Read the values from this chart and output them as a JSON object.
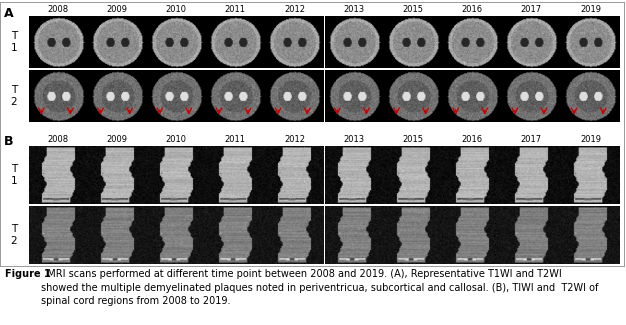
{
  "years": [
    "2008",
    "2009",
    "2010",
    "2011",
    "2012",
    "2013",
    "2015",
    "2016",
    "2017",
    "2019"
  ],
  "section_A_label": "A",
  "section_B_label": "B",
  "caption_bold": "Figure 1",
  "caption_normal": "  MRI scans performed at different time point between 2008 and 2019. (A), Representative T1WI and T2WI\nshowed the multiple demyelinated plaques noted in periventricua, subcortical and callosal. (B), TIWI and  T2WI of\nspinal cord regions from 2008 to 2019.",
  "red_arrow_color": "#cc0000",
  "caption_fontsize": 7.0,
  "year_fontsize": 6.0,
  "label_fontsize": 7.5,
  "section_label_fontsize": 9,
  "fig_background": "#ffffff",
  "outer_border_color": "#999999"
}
=-=-=-=-=
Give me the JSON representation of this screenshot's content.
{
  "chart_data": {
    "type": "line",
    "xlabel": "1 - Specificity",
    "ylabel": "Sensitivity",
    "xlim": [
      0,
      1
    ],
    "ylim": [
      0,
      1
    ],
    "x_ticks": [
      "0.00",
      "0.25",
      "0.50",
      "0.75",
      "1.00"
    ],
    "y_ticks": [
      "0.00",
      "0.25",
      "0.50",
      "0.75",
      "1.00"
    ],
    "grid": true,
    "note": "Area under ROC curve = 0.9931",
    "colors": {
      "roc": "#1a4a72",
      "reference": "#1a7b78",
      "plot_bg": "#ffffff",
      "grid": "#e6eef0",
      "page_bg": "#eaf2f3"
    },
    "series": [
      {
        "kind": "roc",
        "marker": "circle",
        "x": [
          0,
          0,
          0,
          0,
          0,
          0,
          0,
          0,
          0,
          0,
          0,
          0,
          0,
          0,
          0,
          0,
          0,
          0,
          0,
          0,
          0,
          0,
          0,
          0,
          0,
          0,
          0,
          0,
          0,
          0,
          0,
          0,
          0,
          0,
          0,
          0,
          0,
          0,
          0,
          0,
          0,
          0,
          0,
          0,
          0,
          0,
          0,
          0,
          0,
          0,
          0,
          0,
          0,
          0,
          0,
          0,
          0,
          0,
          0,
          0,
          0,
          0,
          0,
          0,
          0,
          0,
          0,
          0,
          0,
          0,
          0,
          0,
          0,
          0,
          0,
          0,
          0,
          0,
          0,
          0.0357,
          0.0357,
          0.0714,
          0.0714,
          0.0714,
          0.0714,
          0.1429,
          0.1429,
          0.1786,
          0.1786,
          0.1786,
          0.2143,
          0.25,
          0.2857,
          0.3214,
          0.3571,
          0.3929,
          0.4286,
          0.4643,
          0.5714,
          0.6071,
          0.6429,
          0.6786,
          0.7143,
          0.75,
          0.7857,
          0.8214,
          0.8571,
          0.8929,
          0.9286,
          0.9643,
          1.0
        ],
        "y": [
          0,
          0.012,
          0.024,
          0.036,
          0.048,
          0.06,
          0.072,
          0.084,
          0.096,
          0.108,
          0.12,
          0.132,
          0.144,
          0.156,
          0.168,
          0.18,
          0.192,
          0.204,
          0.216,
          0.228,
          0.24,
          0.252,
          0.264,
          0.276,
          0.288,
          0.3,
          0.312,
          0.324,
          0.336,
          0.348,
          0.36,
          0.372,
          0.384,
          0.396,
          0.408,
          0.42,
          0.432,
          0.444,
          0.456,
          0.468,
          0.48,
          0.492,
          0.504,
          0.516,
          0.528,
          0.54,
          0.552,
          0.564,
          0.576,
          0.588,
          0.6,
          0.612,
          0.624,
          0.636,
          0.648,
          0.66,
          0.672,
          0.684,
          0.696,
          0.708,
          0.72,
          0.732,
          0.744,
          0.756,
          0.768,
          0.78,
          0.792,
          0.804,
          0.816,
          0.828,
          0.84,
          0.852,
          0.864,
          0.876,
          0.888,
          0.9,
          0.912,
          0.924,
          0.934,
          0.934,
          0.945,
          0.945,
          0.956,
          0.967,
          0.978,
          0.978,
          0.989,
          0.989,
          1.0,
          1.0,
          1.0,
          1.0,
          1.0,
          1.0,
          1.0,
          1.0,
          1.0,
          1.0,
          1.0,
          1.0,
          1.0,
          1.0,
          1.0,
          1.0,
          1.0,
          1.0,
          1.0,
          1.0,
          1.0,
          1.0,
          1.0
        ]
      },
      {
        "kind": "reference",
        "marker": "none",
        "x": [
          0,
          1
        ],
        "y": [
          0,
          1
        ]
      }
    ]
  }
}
=-=-=-=-=
> [TO BE DONE] Identify each line in the records above containing the word "this"; copy those lines.

> [COMPLETE ANSWER]
Read the values from this chart and output them as a JSON object.
Give me the JSON representation of this screenshot's content.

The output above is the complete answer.